>> Start Input for this task

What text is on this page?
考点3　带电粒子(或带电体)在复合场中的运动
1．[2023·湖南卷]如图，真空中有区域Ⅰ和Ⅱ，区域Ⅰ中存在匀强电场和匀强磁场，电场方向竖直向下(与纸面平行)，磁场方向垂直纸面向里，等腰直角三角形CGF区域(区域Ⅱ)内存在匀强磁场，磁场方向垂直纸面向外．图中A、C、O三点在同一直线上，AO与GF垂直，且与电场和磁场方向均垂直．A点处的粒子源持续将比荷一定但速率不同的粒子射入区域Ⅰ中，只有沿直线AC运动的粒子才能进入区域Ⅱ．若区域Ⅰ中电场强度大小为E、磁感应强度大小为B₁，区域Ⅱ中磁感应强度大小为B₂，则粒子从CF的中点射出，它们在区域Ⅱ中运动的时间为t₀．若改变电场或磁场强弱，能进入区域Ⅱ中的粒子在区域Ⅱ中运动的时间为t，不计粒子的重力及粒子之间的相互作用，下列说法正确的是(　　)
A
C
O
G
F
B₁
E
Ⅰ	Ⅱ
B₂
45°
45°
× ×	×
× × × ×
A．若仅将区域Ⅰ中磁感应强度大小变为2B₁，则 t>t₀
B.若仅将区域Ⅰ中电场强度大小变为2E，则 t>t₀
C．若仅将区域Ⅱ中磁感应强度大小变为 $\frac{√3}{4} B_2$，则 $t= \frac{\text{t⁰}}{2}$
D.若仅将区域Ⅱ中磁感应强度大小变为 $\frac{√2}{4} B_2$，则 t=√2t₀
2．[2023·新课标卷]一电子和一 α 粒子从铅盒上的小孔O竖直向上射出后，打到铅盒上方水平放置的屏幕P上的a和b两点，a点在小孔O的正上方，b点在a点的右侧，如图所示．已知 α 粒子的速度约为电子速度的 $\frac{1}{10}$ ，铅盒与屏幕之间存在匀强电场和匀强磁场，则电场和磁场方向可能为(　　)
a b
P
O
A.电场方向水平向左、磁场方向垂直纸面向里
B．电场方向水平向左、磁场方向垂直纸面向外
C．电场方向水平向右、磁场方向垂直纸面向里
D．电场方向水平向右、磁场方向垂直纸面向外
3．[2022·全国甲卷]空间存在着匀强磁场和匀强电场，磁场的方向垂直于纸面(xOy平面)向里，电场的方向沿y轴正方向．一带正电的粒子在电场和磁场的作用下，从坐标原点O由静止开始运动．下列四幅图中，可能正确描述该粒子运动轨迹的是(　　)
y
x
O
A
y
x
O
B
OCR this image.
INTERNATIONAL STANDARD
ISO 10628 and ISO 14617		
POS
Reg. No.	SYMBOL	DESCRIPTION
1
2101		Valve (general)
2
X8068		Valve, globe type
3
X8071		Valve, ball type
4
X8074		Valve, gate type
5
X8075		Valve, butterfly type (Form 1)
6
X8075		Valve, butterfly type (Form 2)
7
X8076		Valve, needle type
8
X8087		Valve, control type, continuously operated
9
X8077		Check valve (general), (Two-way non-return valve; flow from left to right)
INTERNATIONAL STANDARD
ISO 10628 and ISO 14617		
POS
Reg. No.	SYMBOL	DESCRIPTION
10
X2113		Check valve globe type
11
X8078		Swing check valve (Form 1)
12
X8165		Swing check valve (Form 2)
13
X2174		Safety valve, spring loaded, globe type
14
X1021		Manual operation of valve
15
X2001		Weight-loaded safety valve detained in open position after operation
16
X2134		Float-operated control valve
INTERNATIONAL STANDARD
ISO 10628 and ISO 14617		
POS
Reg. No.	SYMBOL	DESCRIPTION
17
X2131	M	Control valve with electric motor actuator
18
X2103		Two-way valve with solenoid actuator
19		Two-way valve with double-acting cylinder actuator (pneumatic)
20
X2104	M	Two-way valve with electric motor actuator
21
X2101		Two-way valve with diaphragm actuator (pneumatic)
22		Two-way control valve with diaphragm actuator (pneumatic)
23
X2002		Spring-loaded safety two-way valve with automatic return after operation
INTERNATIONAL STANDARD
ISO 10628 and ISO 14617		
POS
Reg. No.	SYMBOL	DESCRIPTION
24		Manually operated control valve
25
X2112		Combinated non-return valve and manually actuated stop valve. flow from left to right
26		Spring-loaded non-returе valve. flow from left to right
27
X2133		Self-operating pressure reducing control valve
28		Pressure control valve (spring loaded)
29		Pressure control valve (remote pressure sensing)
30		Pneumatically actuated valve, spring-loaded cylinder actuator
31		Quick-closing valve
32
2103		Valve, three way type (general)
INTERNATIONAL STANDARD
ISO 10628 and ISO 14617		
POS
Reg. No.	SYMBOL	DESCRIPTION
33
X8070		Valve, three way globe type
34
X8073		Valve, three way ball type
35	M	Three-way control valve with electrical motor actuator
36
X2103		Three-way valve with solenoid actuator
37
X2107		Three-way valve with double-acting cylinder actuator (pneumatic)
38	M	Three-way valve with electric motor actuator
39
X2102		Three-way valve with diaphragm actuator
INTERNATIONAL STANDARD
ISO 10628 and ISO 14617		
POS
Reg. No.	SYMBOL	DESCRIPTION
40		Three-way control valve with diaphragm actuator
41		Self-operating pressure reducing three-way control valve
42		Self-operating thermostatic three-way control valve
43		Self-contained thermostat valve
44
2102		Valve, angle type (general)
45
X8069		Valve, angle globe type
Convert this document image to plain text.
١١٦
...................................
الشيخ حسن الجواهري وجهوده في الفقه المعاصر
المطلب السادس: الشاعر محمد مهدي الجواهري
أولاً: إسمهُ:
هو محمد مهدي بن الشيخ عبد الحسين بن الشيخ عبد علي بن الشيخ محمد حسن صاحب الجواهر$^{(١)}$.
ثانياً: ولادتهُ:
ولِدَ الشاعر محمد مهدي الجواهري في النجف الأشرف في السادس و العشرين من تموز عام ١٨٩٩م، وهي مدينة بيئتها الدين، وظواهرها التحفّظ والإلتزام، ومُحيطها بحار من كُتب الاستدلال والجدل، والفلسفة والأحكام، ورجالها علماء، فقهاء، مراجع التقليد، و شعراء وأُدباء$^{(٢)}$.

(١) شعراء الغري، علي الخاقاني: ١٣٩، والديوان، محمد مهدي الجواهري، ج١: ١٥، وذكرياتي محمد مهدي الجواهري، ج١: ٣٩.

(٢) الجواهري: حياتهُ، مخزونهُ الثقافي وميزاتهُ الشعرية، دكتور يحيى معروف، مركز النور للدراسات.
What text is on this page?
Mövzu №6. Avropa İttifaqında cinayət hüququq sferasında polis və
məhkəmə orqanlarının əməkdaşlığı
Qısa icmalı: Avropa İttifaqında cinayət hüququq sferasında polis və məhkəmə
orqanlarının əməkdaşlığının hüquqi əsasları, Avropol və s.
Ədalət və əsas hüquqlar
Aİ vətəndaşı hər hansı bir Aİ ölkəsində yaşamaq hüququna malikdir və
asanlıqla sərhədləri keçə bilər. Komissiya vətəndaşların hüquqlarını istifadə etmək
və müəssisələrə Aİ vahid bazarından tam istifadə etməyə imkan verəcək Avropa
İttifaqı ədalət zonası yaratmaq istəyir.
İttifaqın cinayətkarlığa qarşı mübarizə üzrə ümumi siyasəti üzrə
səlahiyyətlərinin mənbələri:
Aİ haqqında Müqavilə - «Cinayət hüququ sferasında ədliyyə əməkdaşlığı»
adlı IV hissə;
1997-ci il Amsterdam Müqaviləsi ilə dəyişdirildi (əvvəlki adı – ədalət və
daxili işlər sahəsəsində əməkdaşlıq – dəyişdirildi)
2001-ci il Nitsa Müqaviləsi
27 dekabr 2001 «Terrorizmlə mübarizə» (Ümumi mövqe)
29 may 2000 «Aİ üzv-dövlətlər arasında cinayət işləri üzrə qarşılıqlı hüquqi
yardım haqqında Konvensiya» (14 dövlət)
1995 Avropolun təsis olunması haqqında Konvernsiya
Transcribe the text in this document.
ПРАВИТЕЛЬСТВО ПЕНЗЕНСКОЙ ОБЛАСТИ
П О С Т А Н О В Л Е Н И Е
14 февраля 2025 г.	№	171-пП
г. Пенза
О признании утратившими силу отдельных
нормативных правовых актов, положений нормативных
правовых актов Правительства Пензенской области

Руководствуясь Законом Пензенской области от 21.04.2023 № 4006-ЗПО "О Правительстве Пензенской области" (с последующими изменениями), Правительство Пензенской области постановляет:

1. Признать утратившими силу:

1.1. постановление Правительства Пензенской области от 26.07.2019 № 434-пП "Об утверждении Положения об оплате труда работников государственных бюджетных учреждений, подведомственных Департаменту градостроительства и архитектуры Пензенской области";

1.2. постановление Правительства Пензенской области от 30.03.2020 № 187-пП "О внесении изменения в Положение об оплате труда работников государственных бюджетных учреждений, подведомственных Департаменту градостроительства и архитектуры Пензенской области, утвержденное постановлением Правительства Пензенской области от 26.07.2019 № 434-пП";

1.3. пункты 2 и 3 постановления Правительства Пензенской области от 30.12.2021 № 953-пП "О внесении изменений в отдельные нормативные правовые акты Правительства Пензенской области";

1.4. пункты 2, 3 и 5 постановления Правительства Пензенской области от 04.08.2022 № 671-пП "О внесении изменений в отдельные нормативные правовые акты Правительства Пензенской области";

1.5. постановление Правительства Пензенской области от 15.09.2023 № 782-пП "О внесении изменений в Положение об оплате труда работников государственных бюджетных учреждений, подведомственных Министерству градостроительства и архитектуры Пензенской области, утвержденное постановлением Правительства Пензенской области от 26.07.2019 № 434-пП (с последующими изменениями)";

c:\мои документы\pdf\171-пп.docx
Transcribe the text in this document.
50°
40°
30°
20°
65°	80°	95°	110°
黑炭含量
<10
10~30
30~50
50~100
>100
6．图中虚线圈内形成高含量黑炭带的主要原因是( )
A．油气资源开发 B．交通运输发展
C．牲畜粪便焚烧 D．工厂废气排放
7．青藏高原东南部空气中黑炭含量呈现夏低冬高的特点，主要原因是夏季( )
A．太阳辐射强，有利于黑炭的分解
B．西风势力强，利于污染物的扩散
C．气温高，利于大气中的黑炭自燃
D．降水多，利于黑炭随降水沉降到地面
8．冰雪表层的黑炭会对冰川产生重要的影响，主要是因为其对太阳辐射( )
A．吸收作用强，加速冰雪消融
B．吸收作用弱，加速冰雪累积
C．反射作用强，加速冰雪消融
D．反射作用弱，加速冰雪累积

>> End Input for this task

**Request:** Look through the records and gather every line containing "loaded".

**Response to this exercise:**
X2174		Safety valve, spring loaded, globe type
X2001		Weight-loaded safety valve detained in open position after operation
X2002		Spring-loaded safety two-way valve with automatic return after operation
26		Spring-loaded non-returе valve. flow from left to right
28		Pressure control valve (spring loaded)
30		Pneumatically actuated valve, spring-loaded cylinder actuator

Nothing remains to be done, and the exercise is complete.